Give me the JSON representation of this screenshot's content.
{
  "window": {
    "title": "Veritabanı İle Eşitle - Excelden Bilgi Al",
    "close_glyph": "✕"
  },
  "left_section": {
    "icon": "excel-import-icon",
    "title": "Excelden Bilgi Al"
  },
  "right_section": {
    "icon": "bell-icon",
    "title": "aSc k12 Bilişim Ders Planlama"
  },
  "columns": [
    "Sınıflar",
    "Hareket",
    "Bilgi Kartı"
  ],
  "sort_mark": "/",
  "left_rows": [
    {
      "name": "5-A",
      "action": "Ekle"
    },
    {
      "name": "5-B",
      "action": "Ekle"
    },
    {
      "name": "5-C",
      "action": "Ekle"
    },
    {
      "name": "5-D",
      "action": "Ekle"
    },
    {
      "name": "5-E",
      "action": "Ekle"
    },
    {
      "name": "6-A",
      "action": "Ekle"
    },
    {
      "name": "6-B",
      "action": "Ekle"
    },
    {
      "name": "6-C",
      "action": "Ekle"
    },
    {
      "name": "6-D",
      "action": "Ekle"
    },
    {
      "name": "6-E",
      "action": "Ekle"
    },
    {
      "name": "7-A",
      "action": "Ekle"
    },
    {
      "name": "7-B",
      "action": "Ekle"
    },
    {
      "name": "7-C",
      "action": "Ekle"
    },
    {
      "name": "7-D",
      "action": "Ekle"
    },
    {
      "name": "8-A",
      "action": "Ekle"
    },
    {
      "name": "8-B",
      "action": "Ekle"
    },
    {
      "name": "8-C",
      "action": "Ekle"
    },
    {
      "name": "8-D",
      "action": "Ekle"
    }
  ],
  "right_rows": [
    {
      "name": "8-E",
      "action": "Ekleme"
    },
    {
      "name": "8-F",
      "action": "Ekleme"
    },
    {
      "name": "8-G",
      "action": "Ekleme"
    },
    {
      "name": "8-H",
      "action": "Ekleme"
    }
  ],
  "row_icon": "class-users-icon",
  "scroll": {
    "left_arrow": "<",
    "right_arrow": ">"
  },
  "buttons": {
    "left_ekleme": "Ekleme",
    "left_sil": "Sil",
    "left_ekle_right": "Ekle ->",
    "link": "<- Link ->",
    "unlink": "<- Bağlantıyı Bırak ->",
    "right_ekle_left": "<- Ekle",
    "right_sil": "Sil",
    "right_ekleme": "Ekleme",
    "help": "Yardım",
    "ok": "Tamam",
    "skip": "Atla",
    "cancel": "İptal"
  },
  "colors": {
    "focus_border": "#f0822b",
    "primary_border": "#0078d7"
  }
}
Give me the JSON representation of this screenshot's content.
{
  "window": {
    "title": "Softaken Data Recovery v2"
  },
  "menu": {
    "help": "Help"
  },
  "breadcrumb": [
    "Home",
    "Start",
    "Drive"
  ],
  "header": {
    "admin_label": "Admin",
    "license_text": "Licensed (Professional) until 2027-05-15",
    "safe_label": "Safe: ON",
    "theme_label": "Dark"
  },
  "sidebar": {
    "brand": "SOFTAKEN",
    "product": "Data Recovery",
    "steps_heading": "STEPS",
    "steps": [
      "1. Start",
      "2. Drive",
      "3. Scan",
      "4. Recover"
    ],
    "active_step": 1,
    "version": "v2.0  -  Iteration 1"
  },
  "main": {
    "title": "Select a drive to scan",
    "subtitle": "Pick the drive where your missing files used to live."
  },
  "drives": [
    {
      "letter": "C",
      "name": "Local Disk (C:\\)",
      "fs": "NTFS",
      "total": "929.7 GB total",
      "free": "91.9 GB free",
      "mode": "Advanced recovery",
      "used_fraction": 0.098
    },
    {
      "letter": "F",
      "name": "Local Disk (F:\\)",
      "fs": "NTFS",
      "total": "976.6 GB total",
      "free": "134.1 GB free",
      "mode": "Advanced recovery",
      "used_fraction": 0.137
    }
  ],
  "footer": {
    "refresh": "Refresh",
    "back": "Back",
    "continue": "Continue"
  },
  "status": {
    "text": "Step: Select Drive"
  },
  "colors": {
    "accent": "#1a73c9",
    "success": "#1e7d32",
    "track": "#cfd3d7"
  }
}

* * *

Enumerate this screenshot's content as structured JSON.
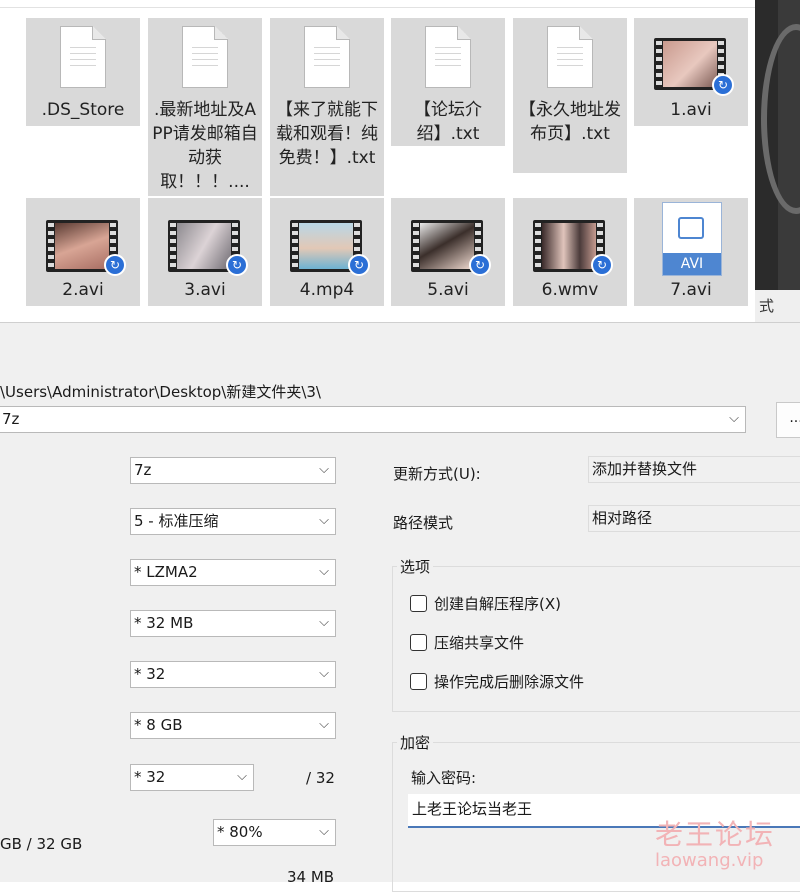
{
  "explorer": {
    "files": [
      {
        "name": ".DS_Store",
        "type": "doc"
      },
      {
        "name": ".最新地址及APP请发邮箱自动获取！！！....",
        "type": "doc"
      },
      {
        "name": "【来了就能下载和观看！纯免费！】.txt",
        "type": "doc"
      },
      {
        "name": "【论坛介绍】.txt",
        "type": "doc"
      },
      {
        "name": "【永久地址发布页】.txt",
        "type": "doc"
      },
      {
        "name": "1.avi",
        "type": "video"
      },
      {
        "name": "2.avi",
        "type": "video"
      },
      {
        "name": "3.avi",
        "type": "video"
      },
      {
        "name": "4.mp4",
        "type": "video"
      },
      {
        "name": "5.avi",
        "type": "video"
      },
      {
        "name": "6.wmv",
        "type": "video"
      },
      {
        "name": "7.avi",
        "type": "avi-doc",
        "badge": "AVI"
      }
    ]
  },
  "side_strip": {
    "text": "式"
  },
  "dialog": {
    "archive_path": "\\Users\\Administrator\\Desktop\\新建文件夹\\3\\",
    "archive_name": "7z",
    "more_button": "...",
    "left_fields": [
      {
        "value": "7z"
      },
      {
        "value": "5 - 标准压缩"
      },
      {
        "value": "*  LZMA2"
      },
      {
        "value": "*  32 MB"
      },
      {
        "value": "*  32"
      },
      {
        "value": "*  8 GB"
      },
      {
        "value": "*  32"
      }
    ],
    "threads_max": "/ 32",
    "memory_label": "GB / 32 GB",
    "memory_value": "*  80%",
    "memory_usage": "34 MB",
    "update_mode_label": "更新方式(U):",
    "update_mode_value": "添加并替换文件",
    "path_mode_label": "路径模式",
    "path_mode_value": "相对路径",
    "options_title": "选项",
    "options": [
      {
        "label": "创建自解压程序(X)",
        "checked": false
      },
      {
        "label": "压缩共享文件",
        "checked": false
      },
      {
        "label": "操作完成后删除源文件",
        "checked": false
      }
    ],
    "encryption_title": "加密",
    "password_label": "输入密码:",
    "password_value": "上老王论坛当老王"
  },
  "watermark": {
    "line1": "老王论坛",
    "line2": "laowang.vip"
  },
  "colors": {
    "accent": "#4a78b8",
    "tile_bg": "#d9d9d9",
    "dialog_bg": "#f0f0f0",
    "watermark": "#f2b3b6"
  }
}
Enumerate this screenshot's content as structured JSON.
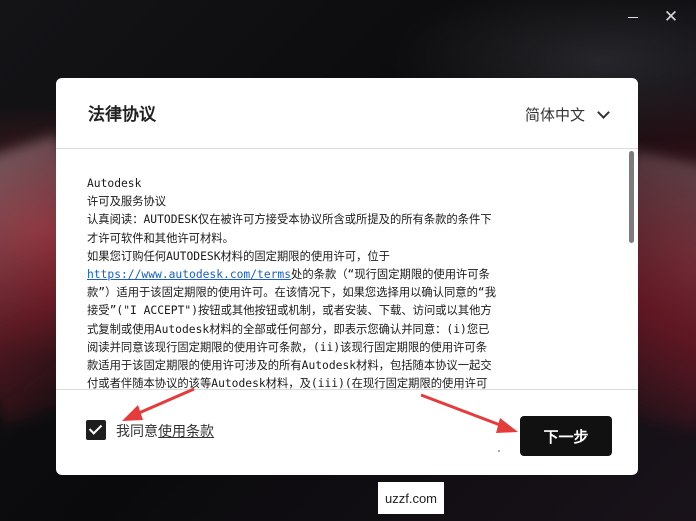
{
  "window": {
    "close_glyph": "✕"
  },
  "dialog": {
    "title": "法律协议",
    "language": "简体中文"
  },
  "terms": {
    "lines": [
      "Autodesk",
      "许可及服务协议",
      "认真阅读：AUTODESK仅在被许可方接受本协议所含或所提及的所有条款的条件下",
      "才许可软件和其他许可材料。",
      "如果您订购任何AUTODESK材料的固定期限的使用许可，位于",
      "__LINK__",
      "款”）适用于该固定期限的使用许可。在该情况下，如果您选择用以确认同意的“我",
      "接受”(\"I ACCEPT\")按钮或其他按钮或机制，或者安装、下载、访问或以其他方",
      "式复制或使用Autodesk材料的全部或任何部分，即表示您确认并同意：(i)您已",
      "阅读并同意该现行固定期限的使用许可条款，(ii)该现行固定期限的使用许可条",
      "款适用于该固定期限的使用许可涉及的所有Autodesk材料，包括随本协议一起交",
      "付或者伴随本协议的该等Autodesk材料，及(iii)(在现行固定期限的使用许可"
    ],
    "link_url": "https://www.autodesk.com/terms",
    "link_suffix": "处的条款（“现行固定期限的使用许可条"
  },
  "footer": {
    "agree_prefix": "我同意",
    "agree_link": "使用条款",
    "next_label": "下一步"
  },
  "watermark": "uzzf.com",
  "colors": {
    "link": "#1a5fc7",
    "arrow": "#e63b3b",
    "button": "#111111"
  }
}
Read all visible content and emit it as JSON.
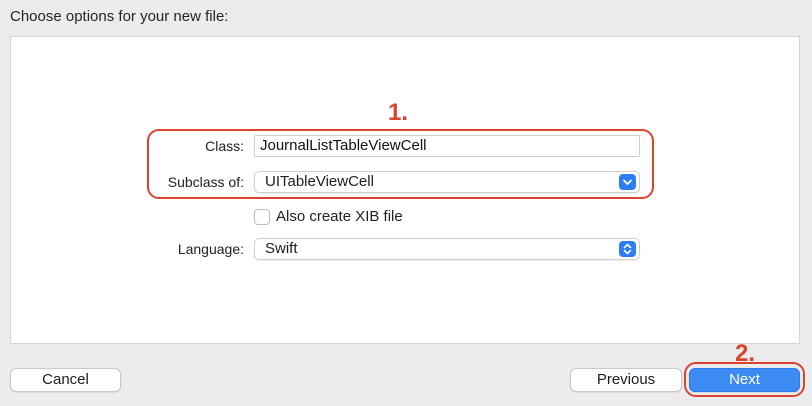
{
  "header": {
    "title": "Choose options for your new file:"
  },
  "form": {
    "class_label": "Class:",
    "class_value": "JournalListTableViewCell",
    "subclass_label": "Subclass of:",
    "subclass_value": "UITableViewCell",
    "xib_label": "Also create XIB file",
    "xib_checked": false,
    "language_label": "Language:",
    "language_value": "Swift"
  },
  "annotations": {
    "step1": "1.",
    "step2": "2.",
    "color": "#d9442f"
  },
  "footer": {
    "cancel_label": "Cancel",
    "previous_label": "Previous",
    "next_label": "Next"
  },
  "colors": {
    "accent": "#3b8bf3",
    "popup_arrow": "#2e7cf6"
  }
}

* [Requirement] List all lines above in which the string "your" appears.

* [Written answer]
    "subtitle": "Pick the drive where your missing files used to live."
    "title": "Choose options for your new file:"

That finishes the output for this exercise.